-- Begin SUPPLIED ENTRIES --
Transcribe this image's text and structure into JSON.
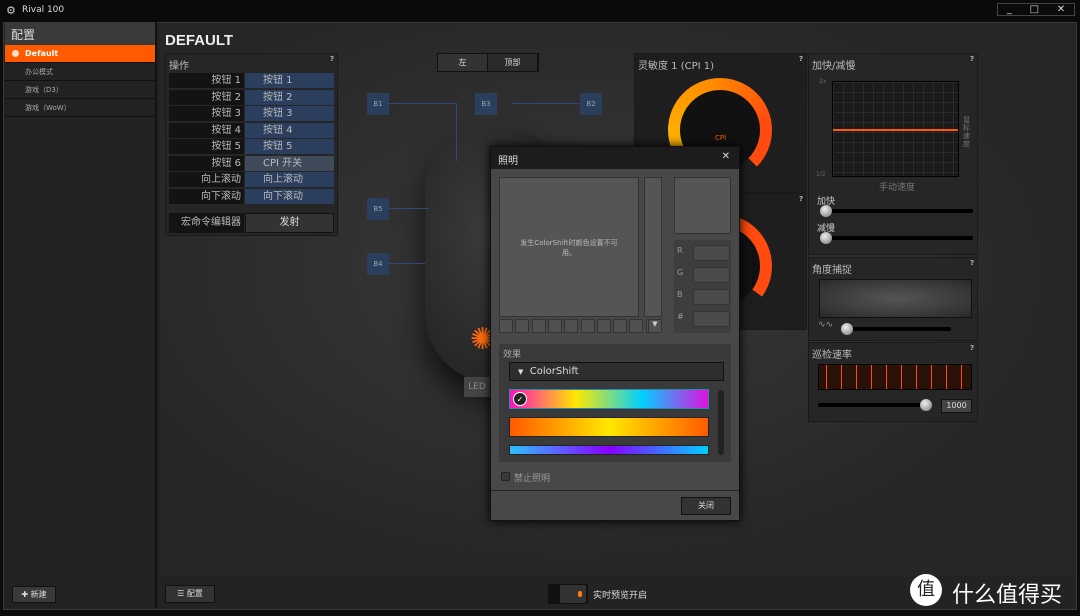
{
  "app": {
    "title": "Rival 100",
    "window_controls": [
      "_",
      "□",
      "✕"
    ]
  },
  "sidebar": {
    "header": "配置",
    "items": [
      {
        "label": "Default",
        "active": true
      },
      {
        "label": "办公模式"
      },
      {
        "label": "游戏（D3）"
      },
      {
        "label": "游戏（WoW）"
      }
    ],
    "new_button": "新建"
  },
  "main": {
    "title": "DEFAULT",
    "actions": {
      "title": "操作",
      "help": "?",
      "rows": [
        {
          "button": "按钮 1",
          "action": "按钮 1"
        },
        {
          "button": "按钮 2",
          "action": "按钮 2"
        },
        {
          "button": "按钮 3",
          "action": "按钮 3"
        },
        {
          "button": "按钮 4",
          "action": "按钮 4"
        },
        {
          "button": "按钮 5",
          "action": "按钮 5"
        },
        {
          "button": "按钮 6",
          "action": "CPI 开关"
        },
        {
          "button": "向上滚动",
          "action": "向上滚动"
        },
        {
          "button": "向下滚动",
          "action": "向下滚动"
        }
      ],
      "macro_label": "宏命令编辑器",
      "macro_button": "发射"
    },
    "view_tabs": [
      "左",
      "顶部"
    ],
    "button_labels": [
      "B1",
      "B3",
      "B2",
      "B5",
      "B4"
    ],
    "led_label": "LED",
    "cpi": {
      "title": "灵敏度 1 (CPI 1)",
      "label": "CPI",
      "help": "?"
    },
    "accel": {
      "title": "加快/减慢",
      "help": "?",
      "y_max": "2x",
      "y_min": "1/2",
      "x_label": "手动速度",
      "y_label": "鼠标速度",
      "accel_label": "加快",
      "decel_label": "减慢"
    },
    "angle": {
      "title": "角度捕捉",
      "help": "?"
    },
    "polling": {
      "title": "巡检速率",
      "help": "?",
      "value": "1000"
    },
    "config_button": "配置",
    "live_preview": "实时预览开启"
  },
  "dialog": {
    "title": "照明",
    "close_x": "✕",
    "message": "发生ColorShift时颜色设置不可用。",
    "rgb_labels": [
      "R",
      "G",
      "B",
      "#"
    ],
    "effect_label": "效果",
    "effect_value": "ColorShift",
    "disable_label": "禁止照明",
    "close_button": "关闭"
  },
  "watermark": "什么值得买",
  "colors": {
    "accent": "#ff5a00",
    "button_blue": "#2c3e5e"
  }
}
-- End SUPPLIED ENTRIES --
_WHAT THE TASK REQUIRES:_
Review the preceding data and report every line that includes the string "title".

_CORRECT RESPONSE:_
    "title": "Rival 100",
    "title": "DEFAULT",
      "title": "操作",
      "title": "灵敏度 1 (CPI 1)",
      "title": "加快/减慢",
      "title": "角度捕捉",
      "title": "巡检速率",
    "title": "照明",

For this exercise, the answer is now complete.